* _Input rows_
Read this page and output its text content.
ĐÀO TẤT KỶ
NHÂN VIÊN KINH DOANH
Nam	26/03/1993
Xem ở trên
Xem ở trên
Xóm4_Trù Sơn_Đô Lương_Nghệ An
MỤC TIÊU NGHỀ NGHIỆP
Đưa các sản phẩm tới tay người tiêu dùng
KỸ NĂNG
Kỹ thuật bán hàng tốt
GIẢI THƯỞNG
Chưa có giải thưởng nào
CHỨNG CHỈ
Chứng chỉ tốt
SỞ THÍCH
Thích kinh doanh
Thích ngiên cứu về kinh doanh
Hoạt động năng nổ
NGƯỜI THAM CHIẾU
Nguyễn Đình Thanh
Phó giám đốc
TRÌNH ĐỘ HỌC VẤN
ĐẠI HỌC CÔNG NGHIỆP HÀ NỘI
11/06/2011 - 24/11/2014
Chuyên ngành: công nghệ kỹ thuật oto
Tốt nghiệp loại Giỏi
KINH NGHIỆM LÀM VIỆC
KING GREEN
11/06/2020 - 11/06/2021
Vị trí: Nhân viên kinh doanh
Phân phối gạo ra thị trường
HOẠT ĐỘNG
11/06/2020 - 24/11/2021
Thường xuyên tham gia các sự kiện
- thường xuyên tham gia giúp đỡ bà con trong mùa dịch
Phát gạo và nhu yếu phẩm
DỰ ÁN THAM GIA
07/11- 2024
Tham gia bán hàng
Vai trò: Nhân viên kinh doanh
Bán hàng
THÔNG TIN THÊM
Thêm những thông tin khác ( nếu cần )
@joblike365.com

* _What the task requires_
Copy out the whole listing, exactly as written.

* _Exercise answer_
Read this page and output its text content.
ĐÀO TẤT KỶ
NHÂN VIÊN KINH DOANH
Nam	26/03/1993
Xem ở trên
Xem ở trên
Xóm4_Trù Sơn_Đô Lương_Nghệ An
MỤC TIÊU NGHỀ NGHIỆP
Đưa các sản phẩm tới tay người tiêu dùng
KỸ NĂNG
Kỹ thuật bán hàng tốt
GIẢI THƯỞNG
Chưa có giải thưởng nào
CHỨNG CHỈ
Chứng chỉ tốt
SỞ THÍCH
Thích kinh doanh
Thích ngiên cứu về kinh doanh
Hoạt động năng nổ
NGƯỜI THAM CHIẾU
Nguyễn Đình Thanh
Phó giám đốc
TRÌNH ĐỘ HỌC VẤN
ĐẠI HỌC CÔNG NGHIỆP HÀ NỘI
11/06/2011 - 24/11/2014
Chuyên ngành: công nghệ kỹ thuật oto
Tốt nghiệp loại Giỏi
KINH NGHIỆM LÀM VIỆC
KING GREEN
11/06/2020 - 11/06/2021
Vị trí: Nhân viên kinh doanh
Phân phối gạo ra thị trường
HOẠT ĐỘNG
11/06/2020 - 24/11/2021
Thường xuyên tham gia các sự kiện
- thường xuyên tham gia giúp đỡ bà con trong mùa dịch
Phát gạo và nhu yếu phẩm
DỰ ÁN THAM GIA
07/11- 2024
Tham gia bán hàng
Vai trò: Nhân viên kinh doanh
Bán hàng
THÔNG TIN THÊM
Thêm những thông tin khác ( nếu cần )
@joblike365.com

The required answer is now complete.